Challenge:
Reproduce every item below word for word, keeping each line unchanged.

Dataset records:
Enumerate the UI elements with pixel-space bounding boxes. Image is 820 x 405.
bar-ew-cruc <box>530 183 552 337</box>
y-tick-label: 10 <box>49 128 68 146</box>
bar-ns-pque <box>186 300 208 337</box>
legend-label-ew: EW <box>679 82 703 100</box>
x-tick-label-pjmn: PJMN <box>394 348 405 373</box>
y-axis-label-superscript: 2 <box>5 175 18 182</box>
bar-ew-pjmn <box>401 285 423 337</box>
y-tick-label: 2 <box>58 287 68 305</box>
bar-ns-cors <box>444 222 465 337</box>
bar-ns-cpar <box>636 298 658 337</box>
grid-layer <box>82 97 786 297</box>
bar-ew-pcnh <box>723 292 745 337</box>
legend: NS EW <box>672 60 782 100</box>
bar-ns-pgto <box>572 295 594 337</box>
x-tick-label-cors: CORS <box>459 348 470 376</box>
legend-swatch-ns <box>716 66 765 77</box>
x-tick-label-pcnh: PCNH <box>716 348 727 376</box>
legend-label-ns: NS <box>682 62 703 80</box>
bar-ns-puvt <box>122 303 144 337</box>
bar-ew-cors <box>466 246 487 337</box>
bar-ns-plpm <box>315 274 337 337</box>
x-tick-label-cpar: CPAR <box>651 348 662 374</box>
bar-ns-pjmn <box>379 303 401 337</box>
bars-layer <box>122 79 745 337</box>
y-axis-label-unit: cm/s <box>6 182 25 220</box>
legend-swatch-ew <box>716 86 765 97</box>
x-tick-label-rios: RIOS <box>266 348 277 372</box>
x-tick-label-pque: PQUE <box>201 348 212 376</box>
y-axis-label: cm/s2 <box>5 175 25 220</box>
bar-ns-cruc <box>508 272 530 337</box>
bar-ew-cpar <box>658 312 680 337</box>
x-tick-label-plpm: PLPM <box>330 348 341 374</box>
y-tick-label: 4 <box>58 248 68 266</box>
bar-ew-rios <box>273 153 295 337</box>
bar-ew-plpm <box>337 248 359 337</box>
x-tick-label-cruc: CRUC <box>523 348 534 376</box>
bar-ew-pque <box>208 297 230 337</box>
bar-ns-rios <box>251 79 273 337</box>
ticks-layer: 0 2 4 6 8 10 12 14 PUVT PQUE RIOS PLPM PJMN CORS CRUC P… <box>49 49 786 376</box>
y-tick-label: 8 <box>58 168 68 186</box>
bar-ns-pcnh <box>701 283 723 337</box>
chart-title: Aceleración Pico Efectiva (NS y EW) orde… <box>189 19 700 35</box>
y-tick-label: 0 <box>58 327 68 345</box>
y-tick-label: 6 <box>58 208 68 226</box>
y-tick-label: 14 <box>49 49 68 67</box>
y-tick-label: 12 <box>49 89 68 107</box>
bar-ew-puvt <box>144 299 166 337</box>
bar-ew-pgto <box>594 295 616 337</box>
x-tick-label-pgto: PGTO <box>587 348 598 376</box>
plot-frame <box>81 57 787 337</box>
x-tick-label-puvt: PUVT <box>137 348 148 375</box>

Final answer:
Enumerate the UI elements with pixel-space bounding boxes. Image is 820 x 405.
bar-ew-cruc <box>530 183 552 337</box>
y-tick-label: 10 <box>49 128 68 146</box>
bar-ns-pque <box>186 300 208 337</box>
legend-label-ew: EW <box>679 82 703 100</box>
x-tick-label-pjmn: PJMN <box>394 348 405 373</box>
y-axis-label-superscript: 2 <box>5 175 18 182</box>
bar-ew-pjmn <box>401 285 423 337</box>
y-tick-label: 2 <box>58 287 68 305</box>
bar-ns-cors <box>444 222 465 337</box>
bar-ns-cpar <box>636 298 658 337</box>
grid-layer <box>82 97 786 297</box>
bar-ew-pcnh <box>723 292 745 337</box>
legend: NS EW <box>672 60 782 100</box>
bar-ns-pgto <box>572 295 594 337</box>
x-tick-label-cors: CORS <box>459 348 470 376</box>
legend-swatch-ns <box>716 66 765 77</box>
x-tick-label-pcnh: PCNH <box>716 348 727 376</box>
legend-label-ns: NS <box>682 62 703 80</box>
bar-ns-puvt <box>122 303 144 337</box>
bar-ew-cors <box>466 246 487 337</box>
bar-ns-plpm <box>315 274 337 337</box>
x-tick-label-cpar: CPAR <box>651 348 662 374</box>
bar-ns-pjmn <box>379 303 401 337</box>
bars-layer <box>122 79 745 337</box>
y-axis-label-unit: cm/s <box>6 182 25 220</box>
legend-swatch-ew <box>716 86 765 97</box>
x-tick-label-rios: RIOS <box>266 348 277 372</box>
x-tick-label-pque: PQUE <box>201 348 212 376</box>
y-axis-label: cm/s2 <box>5 175 25 220</box>
bar-ns-cruc <box>508 272 530 337</box>
bar-ew-cpar <box>658 312 680 337</box>
x-tick-label-plpm: PLPM <box>330 348 341 374</box>
y-tick-label: 4 <box>58 248 68 266</box>
bar-ew-rios <box>273 153 295 337</box>
bar-ew-plpm <box>337 248 359 337</box>
x-tick-label-cruc: CRUC <box>523 348 534 376</box>
bar-ew-pque <box>208 297 230 337</box>
bar-ns-rios <box>251 79 273 337</box>
ticks-layer: 0 2 4 6 8 10 12 14 PUVT PQUE RIOS PLPM PJMN CORS CRUC P… <box>49 49 786 376</box>
y-tick-label: 8 <box>58 168 68 186</box>
bar-ns-pcnh <box>701 283 723 337</box>
chart-title: Aceleración Pico Efectiva (NS y EW) orde… <box>189 19 700 35</box>
y-tick-label: 0 <box>58 327 68 345</box>
y-tick-label: 6 <box>58 208 68 226</box>
y-tick-label: 14 <box>49 49 68 67</box>
y-tick-label: 12 <box>49 89 68 107</box>
bar-ew-puvt <box>144 299 166 337</box>
bar-ew-pgto <box>594 295 616 337</box>
x-tick-label-pgto: PGTO <box>587 348 598 376</box>
plot-frame <box>81 57 787 337</box>
x-tick-label-puvt: PUVT <box>137 348 148 375</box>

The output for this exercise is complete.